**READING PASSAGE**
#####

When we were kids, a snow day meant a reprieve from work and a day of play. As an adult, snow days don’t pan out quite the same. In addition to shoveling the driveway, most employees are expected to continue their work in some form or fashion, thanks in large part to the rise of teleworking.
The question for many managers and executives who resist teleworking on snow days is whether or not workers can be as productive on snow days as they are on regular workdays. InterCall, a conferencing-technology provider, surveyed 200 workers in areas often hit by heavy snow to get a sense of how they dealt with snow days from a work perspective.
The good news is that 79 percent of the respondents said they work from home on snow days, which means most workers aren’t out there braving the elements. Only 15 percent of workers said they trudge to the office.

#####

**INFORMATION SHOWN**
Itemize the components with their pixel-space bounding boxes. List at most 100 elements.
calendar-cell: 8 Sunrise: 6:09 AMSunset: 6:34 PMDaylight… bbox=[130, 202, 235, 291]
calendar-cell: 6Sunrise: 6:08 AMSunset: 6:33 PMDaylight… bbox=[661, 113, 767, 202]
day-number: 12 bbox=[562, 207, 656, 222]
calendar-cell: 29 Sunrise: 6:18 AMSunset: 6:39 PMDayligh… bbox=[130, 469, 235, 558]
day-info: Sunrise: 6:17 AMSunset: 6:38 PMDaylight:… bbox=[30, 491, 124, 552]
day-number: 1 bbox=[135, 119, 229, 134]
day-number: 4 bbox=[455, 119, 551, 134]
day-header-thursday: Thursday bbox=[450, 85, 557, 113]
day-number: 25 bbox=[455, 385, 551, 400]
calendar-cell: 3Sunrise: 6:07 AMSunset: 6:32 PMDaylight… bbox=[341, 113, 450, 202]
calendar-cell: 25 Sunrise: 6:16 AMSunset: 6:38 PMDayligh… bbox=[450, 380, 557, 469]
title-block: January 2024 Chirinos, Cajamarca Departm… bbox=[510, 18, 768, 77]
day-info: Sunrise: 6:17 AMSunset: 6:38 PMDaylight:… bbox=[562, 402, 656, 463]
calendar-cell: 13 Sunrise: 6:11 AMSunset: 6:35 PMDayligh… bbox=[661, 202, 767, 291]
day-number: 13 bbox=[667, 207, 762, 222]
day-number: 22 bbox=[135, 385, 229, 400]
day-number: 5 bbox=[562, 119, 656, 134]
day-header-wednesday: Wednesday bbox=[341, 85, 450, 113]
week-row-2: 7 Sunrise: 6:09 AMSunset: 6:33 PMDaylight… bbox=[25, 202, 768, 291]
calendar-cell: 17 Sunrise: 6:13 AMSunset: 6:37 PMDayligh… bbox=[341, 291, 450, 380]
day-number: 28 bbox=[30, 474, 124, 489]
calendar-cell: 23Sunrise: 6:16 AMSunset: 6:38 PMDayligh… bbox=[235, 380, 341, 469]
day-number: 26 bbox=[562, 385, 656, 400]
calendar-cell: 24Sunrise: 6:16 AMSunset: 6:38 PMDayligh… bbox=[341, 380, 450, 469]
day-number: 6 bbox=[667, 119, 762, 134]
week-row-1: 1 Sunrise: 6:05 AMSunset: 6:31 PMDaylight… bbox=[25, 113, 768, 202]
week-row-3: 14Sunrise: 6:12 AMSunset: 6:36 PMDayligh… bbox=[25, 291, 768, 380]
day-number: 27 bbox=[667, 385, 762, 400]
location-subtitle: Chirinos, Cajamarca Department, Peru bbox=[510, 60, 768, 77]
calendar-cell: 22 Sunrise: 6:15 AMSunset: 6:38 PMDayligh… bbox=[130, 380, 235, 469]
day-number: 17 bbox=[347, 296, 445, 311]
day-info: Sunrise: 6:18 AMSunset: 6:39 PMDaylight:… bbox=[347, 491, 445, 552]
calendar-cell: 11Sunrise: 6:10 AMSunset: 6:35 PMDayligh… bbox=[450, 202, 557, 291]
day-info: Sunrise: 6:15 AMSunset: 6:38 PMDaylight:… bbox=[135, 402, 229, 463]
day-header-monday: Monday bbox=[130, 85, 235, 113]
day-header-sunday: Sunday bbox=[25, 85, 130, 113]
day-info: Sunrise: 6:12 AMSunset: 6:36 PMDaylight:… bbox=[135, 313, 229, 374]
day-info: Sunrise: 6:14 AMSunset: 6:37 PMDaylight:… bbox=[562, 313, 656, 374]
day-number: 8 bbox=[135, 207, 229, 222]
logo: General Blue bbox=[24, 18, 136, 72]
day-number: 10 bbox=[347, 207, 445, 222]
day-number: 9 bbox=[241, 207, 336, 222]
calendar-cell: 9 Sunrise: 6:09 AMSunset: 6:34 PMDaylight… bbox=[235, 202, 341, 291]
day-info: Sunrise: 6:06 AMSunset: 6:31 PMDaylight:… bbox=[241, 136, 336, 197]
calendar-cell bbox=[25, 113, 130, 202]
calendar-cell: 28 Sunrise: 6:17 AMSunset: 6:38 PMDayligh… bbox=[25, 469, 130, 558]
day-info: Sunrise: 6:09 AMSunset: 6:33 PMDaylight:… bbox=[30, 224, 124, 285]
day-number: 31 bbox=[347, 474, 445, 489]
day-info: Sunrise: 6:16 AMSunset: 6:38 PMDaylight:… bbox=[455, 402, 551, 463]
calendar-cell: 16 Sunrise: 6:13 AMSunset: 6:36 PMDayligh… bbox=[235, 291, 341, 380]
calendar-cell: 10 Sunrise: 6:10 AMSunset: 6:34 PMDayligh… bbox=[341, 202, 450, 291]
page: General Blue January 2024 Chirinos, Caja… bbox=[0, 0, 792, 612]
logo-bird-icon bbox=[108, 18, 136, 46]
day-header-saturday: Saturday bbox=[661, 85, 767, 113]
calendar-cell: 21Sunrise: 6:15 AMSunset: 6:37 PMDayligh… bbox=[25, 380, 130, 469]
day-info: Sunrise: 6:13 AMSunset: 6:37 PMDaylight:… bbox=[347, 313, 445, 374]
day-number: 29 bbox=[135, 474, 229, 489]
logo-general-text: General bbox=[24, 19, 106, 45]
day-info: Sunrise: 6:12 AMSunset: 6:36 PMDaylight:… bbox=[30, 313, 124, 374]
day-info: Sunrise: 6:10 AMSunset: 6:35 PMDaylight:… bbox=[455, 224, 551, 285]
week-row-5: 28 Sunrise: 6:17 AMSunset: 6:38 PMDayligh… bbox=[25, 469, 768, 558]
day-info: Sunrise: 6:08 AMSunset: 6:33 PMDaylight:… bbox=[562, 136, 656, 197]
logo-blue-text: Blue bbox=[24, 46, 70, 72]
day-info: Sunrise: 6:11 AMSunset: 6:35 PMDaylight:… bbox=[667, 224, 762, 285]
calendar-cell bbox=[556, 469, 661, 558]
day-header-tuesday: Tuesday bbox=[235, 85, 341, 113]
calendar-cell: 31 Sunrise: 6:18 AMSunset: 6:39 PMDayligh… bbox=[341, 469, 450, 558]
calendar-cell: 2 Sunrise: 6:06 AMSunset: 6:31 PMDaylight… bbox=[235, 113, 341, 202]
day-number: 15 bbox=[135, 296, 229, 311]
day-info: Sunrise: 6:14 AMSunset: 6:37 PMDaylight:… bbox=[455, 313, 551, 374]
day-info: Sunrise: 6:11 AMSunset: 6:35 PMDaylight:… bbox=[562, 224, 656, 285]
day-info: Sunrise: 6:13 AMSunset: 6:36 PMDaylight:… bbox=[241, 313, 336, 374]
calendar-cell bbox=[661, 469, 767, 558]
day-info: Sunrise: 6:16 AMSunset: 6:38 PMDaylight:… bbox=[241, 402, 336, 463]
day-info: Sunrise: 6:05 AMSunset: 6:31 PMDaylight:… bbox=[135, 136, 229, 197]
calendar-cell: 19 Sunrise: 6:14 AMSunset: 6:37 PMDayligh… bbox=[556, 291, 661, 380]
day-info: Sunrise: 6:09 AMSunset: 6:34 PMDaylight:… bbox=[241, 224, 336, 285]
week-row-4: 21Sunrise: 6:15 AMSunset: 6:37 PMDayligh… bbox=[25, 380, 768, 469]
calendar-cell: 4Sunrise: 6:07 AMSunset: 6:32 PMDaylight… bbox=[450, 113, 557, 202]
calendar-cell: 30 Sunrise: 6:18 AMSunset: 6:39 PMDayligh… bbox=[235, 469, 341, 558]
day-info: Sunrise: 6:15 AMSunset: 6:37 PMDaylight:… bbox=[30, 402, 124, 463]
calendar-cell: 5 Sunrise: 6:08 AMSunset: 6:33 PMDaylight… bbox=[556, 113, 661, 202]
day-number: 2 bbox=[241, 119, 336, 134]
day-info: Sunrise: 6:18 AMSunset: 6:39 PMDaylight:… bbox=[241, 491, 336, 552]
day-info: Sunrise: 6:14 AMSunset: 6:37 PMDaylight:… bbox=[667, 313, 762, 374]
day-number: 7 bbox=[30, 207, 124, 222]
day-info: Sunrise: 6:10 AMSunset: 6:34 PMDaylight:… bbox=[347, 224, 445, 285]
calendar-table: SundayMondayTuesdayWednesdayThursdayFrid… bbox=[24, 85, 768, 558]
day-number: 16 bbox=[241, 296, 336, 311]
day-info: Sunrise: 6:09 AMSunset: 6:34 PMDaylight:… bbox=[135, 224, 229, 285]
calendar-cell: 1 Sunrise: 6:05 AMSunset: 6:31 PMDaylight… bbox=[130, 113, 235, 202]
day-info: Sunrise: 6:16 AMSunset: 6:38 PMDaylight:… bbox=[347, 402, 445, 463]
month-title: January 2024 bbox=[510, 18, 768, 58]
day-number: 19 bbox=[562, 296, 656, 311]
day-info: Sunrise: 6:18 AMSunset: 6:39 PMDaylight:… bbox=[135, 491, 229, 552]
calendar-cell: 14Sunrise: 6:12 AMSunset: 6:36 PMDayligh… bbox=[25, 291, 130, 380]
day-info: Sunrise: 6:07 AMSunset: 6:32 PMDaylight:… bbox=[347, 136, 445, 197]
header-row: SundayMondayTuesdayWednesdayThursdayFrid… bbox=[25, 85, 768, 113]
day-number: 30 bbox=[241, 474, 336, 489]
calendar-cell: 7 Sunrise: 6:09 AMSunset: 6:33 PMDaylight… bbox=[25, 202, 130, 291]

#####

**WORK INSTRUCTIONS**
Please answer these questions on the snow-day passage, one per line:
(a) What did a snow day mean to us as kids?
(b) How many workers did InterCall survey?
(c) What percentage of workers said they trudge to the office?
The items have no role in this exercise.

**ANSWER SPACE**
(a) A reprieve from work and a day of play.
(b) 200 workers.
(c) 15 percent.